▶ **Job**
Which lines in the listing below contain the string "back", matching case? Copy each of those lines.

▶ **Extracted entries**

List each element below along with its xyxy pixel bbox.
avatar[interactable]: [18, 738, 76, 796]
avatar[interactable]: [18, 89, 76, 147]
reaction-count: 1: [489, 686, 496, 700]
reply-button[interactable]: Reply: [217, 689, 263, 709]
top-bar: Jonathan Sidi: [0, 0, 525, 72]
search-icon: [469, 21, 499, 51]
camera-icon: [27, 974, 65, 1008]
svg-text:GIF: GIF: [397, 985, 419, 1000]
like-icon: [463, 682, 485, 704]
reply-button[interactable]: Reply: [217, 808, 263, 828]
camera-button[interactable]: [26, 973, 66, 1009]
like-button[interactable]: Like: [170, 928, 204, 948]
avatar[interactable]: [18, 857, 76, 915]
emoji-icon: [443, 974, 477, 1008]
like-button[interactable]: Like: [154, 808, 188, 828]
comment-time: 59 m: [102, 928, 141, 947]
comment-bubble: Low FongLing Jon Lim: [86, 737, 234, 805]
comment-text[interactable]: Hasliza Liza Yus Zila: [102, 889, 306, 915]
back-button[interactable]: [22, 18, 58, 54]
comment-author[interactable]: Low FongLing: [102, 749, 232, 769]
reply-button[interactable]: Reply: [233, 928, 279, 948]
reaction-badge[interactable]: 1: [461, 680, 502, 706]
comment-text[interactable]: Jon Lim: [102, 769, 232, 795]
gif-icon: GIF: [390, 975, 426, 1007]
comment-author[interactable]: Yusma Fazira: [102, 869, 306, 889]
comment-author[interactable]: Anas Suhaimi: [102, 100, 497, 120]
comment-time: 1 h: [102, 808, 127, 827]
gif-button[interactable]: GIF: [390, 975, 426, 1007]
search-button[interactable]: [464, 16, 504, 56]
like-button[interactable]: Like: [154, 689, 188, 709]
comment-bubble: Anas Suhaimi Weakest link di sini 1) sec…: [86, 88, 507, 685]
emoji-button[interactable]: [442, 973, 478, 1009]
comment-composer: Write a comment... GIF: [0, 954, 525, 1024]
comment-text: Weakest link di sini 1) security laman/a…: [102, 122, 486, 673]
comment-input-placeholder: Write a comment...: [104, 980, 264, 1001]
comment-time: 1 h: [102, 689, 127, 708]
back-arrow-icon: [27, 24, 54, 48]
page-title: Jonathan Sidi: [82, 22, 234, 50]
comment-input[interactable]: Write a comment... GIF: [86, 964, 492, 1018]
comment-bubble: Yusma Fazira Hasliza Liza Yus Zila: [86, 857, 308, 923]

▶ **The completed task**
back-button[interactable]: [22, 18, 58, 54]
back-arrow-icon: [27, 24, 54, 48]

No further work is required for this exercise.